## Prompt
Check each line of the material. Copy those containing "преобразователя".

## Material to process
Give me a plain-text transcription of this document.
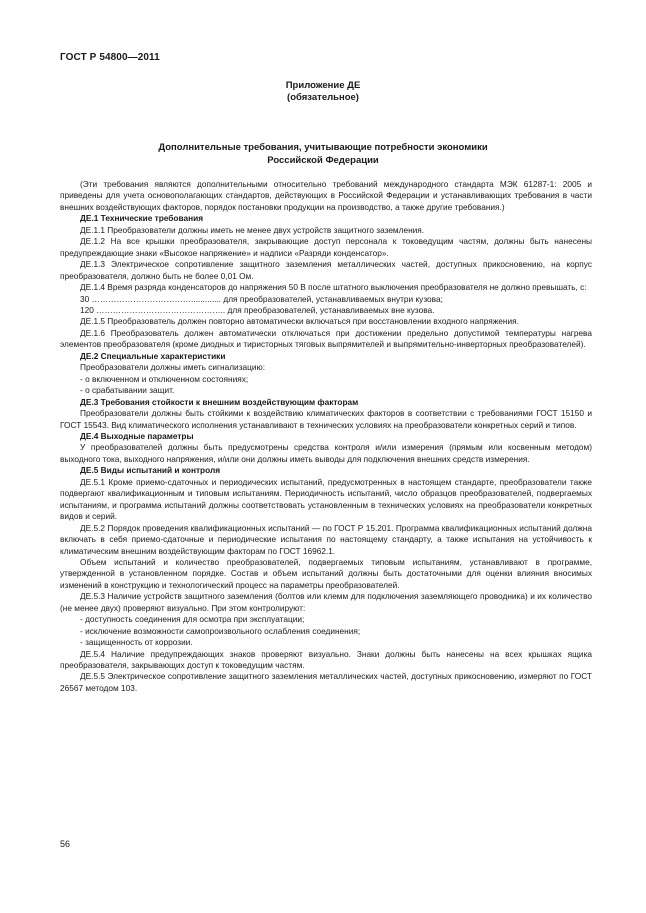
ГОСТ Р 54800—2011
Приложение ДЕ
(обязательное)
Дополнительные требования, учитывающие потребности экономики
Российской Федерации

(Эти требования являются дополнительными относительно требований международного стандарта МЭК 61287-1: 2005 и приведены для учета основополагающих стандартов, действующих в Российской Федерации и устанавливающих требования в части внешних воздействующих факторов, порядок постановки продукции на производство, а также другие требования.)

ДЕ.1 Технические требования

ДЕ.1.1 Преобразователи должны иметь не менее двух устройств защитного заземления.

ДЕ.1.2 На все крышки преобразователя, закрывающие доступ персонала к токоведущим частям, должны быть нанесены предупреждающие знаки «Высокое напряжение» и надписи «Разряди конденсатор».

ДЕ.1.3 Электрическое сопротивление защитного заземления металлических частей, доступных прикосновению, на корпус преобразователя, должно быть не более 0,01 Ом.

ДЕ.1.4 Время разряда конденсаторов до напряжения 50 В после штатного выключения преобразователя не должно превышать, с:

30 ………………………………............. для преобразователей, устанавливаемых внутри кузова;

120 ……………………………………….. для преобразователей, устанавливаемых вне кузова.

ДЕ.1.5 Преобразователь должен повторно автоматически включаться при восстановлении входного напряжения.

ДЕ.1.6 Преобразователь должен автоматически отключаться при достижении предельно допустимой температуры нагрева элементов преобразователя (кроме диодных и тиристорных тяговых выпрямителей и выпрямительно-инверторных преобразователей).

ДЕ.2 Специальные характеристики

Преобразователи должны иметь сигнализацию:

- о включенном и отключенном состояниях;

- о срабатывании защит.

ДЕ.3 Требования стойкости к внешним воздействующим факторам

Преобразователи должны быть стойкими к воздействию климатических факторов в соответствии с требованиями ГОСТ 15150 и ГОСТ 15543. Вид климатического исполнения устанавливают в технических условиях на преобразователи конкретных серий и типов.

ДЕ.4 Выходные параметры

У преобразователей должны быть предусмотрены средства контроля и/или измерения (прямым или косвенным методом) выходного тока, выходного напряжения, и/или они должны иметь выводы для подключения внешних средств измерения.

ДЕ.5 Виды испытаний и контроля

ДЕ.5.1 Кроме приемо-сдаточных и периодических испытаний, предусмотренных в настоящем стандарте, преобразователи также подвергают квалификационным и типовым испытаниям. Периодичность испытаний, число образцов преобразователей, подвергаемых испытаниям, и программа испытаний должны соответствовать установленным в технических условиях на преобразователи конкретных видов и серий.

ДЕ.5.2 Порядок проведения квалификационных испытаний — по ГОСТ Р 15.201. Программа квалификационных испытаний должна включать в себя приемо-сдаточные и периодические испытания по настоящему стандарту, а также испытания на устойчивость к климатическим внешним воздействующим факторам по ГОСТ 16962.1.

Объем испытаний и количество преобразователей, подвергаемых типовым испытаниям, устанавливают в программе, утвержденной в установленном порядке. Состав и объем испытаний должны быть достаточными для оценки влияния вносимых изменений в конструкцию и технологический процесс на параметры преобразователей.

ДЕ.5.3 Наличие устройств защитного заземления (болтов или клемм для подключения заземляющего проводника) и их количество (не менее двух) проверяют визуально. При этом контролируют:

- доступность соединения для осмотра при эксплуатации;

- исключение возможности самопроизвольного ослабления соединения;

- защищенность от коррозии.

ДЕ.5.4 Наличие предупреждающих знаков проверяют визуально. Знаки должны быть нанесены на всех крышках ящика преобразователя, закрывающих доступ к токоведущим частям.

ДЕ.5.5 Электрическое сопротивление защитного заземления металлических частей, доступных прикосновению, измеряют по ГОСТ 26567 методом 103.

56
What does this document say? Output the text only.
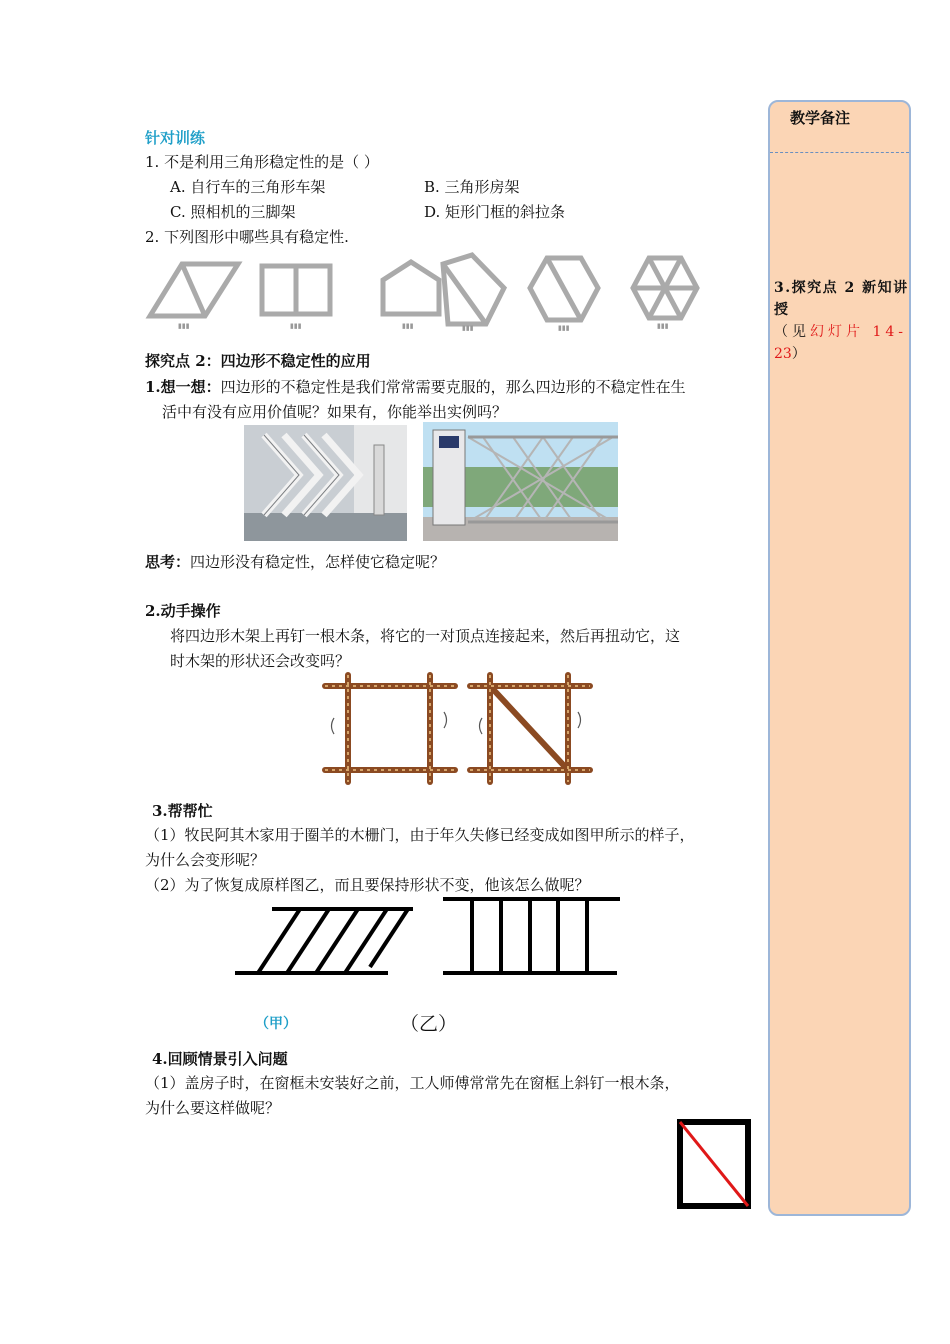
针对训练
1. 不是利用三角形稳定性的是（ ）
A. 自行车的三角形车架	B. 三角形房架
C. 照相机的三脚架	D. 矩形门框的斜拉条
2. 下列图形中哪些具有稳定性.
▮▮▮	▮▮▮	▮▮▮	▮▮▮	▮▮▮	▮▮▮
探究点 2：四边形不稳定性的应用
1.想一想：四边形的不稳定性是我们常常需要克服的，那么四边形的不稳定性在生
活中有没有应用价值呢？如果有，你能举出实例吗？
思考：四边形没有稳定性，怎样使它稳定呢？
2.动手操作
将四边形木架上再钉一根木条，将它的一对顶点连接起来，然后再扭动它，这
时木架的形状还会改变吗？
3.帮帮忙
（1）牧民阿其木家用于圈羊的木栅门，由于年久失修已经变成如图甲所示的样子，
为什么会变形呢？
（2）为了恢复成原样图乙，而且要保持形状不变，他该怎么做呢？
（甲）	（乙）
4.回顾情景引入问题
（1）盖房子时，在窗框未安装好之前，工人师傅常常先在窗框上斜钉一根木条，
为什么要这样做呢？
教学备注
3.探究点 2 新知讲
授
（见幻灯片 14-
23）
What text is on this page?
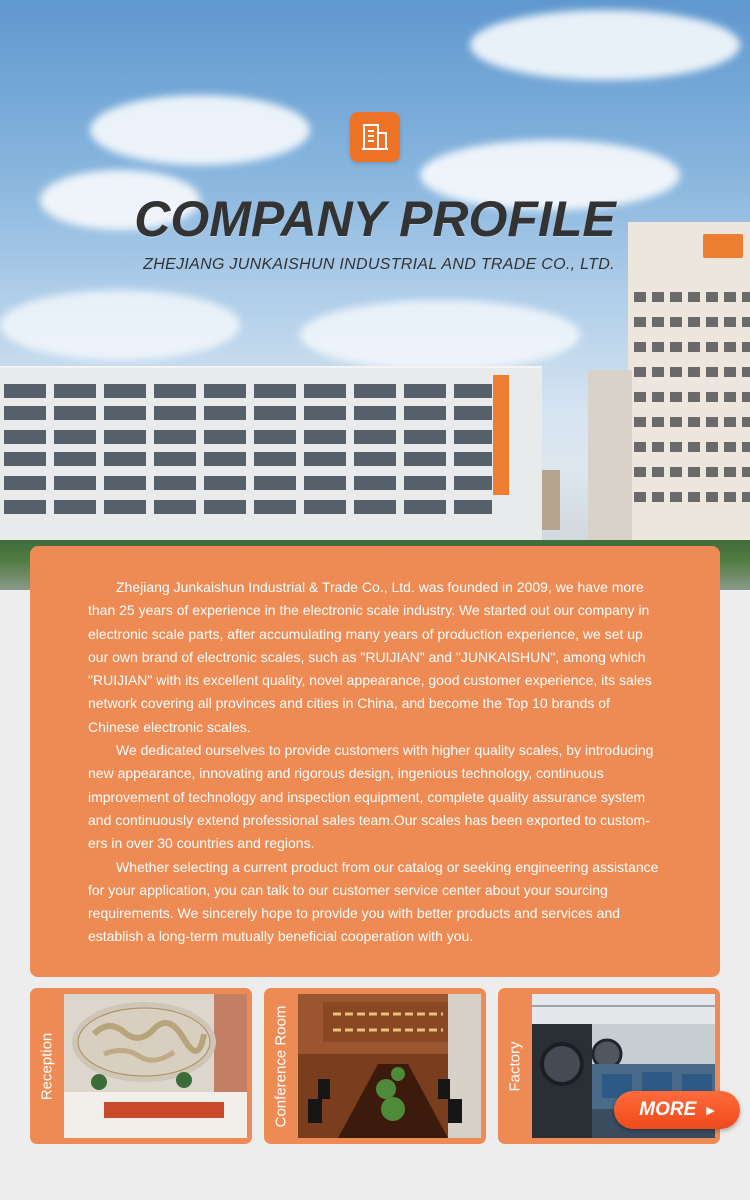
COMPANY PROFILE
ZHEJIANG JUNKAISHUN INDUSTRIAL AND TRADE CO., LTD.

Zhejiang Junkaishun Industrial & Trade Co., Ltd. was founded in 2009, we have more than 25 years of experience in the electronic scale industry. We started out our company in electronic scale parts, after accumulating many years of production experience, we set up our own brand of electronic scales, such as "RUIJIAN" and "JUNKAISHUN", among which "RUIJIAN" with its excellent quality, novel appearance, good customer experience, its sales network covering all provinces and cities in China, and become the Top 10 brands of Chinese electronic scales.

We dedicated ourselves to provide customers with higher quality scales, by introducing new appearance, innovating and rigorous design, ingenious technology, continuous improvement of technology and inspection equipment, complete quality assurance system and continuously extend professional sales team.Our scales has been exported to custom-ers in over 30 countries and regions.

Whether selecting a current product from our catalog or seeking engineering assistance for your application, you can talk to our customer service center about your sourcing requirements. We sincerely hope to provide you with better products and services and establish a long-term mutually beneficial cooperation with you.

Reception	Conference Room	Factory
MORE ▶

## The output
ДЕ.1.2 На все крышки преобразователя, закрывающие доступ персонала к токоведущим частям, должны быть нанесены предупреждающие знаки «Высокое напряжение» и надписи «Разряди конденсатор».
ДЕ.1.3 Электрическое сопротивление защитного заземления металлических частей, доступных прикосновению, на корпус преобразователя, должно быть не более 0,01 Ом.
ДЕ.1.4 Время разряда конденсаторов до напряжения 50 В после штатного выключения преобразователя не должно превышать, с:
ДЕ.1.6 Преобразователь должен автоматически отключаться при достижении предельно допустимой температуры нагрева элементов преобразователя (кроме диодных и тиристорных тяговых выпрямителей и выпрямительно-инверторных преобразователей).
ДЕ.5.4 Наличие предупреждающих знаков проверяют визуально. Знаки должны быть нанесены на всех крышках ящика преобразователя, закрывающих доступ к токоведущим частям.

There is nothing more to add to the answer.